[Items from a dataset]
————————
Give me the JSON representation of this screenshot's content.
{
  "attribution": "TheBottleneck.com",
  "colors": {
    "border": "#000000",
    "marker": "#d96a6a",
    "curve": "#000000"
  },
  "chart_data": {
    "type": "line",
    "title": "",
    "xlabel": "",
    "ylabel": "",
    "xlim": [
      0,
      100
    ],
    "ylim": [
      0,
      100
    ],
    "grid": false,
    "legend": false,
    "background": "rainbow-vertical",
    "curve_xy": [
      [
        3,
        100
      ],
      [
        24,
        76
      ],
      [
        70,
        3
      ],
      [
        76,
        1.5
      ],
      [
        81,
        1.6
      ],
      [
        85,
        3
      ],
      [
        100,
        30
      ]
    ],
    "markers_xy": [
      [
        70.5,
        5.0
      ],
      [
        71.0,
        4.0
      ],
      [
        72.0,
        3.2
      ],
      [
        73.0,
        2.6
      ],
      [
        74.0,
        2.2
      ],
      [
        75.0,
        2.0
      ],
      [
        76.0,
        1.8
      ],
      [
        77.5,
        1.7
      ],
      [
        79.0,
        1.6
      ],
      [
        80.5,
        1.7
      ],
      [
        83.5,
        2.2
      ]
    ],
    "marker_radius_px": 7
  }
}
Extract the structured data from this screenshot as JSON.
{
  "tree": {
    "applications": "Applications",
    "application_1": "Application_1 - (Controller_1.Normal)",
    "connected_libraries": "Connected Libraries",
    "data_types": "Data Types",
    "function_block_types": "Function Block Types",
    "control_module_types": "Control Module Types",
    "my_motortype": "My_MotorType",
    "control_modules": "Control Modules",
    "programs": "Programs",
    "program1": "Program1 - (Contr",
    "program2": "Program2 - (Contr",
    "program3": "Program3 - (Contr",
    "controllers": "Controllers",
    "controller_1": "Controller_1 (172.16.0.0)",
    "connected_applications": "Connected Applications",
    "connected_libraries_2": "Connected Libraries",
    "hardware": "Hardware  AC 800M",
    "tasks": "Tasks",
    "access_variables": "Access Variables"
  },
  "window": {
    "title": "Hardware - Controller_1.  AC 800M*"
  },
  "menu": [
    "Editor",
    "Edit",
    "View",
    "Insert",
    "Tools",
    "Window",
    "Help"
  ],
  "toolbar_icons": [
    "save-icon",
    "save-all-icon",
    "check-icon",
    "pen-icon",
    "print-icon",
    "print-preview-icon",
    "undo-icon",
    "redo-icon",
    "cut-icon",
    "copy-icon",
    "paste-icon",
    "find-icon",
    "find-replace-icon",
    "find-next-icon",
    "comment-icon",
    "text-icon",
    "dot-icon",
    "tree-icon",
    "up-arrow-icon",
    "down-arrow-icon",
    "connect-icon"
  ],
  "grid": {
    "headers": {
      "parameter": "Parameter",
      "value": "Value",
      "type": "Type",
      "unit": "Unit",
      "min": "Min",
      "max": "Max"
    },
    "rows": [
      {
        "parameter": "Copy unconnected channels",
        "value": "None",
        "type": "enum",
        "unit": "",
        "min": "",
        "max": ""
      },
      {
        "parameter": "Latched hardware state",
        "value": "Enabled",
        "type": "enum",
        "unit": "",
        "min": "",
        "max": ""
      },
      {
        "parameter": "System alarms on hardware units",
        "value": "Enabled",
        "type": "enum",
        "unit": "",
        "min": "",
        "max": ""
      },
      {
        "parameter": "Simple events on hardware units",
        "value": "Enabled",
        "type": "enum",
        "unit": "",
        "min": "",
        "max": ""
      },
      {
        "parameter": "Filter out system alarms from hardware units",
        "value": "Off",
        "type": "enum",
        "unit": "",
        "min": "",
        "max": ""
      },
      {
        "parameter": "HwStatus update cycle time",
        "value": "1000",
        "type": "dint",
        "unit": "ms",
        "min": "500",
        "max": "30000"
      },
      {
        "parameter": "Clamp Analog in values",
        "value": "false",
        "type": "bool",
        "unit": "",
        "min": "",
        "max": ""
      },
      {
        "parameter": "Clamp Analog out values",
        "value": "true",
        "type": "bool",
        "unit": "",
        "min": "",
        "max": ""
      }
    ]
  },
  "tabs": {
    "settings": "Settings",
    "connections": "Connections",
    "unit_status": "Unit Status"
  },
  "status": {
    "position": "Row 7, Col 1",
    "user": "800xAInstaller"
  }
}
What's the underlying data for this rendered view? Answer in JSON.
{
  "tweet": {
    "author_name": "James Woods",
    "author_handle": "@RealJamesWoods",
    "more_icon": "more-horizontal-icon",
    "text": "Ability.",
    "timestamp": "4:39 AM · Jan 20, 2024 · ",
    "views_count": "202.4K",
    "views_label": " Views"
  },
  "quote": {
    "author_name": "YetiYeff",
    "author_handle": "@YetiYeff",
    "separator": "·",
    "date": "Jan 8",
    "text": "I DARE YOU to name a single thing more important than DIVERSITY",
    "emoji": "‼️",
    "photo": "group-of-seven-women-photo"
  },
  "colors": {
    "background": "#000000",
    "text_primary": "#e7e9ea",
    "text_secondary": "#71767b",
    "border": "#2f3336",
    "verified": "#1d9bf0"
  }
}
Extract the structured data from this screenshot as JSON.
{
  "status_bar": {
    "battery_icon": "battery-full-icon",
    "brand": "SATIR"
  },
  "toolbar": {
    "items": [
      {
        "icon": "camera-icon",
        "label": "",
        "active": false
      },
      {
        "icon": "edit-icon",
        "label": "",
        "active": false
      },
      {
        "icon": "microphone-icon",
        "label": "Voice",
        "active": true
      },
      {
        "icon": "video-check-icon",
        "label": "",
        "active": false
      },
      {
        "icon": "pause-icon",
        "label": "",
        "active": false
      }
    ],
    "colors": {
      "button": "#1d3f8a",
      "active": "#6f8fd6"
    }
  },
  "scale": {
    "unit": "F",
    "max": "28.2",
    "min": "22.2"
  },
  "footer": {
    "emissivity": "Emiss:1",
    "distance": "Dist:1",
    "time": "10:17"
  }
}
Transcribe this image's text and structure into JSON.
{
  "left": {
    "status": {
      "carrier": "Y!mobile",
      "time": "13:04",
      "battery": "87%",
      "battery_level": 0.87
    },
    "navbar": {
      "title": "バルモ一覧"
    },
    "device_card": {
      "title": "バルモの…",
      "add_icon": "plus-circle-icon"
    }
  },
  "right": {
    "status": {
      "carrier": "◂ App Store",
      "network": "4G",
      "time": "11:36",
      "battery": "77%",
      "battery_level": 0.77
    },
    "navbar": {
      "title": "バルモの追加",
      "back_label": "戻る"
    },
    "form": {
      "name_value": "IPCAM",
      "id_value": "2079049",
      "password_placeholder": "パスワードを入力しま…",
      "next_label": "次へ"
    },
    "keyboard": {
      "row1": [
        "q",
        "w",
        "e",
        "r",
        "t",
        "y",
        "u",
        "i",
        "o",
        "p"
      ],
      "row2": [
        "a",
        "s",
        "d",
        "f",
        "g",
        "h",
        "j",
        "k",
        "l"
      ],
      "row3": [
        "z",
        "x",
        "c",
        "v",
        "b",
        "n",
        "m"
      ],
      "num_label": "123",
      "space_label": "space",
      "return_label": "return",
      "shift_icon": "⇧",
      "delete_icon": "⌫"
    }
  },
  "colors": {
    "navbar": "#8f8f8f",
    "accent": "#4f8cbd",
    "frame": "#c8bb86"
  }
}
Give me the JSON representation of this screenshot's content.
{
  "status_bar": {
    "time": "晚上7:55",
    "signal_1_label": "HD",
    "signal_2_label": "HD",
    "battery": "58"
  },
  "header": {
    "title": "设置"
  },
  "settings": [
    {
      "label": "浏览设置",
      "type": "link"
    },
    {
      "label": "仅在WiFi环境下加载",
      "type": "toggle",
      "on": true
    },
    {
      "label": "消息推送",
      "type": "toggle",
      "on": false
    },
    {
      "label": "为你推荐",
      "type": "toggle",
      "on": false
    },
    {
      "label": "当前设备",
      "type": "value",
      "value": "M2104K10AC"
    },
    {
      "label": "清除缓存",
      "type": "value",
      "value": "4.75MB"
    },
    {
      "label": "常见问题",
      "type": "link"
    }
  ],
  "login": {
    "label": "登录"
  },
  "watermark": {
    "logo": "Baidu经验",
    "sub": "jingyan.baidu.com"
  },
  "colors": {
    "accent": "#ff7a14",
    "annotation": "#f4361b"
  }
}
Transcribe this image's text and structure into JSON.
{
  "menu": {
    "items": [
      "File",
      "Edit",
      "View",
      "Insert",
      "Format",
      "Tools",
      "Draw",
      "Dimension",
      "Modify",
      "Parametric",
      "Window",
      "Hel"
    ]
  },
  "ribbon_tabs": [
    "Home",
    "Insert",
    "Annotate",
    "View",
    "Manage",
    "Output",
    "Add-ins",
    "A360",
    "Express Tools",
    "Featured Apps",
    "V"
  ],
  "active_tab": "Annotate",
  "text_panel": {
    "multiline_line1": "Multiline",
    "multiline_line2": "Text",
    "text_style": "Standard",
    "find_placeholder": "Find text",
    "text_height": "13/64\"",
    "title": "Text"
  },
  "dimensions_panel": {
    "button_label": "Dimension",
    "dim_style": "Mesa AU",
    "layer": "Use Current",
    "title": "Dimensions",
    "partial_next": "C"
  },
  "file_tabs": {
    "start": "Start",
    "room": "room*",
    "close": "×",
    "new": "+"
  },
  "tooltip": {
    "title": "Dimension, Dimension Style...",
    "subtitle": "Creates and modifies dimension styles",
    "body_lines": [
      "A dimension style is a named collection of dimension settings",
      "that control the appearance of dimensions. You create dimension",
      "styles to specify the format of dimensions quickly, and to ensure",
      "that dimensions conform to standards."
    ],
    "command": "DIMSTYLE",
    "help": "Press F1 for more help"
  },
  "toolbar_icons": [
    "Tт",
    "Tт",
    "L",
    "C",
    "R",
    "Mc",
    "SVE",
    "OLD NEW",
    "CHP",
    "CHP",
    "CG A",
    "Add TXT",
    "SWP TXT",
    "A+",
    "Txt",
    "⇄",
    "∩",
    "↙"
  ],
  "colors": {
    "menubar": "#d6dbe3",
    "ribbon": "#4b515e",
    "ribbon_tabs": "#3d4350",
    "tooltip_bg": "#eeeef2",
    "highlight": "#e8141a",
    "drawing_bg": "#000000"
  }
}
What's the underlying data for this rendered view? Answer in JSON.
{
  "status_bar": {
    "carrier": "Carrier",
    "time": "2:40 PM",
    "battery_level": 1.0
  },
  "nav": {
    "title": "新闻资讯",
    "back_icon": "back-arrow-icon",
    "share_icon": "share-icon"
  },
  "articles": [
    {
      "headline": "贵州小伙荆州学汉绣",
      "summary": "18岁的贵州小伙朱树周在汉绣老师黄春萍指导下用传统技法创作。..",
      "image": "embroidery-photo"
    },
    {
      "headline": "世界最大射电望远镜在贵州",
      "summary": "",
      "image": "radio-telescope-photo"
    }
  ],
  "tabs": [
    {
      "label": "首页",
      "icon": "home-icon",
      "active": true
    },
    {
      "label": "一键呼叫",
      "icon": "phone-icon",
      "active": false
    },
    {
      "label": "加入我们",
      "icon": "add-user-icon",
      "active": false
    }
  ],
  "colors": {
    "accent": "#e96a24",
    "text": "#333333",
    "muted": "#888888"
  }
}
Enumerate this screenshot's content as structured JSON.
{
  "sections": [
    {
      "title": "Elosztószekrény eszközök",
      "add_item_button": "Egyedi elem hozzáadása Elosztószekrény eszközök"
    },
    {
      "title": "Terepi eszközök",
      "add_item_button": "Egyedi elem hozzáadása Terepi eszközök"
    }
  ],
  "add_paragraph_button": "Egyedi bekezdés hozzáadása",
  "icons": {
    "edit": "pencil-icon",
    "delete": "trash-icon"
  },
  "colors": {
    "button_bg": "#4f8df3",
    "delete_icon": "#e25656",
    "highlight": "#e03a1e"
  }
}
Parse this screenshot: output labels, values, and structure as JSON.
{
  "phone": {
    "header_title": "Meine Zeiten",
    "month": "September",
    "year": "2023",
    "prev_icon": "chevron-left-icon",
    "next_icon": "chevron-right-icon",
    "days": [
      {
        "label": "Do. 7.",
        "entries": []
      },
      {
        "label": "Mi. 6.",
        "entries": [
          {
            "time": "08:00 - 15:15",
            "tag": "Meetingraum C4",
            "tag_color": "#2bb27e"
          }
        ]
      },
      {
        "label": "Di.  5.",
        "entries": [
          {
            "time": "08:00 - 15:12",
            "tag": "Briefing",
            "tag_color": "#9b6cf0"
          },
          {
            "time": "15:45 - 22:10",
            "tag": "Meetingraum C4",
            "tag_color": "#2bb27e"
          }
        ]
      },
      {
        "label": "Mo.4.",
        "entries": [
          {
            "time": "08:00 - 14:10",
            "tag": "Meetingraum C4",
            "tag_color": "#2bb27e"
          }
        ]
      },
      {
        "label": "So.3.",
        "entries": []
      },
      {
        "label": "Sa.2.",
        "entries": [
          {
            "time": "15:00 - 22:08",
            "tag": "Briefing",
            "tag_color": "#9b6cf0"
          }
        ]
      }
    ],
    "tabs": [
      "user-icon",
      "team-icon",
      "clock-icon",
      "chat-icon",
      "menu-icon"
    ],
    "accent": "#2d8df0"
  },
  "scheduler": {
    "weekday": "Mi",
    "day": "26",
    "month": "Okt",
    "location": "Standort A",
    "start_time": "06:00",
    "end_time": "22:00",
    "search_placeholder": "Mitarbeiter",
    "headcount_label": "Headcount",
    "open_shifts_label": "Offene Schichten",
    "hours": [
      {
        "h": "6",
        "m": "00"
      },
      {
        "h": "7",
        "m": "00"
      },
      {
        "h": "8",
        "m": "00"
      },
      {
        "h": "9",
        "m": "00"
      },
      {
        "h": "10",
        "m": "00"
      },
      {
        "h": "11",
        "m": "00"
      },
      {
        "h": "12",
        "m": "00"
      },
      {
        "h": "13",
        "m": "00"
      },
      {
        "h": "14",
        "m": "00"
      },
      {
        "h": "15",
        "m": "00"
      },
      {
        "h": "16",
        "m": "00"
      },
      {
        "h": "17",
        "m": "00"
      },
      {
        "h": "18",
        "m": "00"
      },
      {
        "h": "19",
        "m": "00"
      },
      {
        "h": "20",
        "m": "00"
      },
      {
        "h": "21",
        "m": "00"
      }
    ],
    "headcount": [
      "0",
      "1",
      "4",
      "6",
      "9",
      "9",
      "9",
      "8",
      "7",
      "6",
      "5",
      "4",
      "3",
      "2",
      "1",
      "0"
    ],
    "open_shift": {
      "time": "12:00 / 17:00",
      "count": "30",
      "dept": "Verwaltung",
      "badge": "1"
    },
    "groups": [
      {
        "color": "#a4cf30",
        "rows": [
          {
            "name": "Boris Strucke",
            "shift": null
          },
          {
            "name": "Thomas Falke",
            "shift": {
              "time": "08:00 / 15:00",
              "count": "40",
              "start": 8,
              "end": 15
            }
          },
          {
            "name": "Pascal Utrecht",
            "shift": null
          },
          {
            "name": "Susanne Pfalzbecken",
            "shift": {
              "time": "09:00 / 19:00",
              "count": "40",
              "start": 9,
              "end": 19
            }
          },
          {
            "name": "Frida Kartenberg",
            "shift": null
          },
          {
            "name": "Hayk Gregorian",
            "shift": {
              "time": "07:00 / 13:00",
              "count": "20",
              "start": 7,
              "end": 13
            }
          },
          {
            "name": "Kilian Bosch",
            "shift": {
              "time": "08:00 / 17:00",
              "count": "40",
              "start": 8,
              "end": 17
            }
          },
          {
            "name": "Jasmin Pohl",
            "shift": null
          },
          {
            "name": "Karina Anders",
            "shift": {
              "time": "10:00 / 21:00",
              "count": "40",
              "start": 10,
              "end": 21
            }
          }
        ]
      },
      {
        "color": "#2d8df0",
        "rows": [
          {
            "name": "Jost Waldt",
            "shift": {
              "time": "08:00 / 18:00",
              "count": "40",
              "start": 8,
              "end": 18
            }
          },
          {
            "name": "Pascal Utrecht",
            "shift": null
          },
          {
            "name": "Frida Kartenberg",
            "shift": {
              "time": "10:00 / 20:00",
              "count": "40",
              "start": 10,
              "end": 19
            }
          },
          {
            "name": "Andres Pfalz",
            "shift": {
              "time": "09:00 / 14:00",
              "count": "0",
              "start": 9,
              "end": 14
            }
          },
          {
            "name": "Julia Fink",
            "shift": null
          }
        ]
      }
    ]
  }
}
————————
● INSTRUCTIONS TO FOLLOW
Extract lines where the string "chevron" occurs.

● IN RESPONSE
    "prev_icon": "chevron-left-icon",
    "next_icon": "chevron-right-icon",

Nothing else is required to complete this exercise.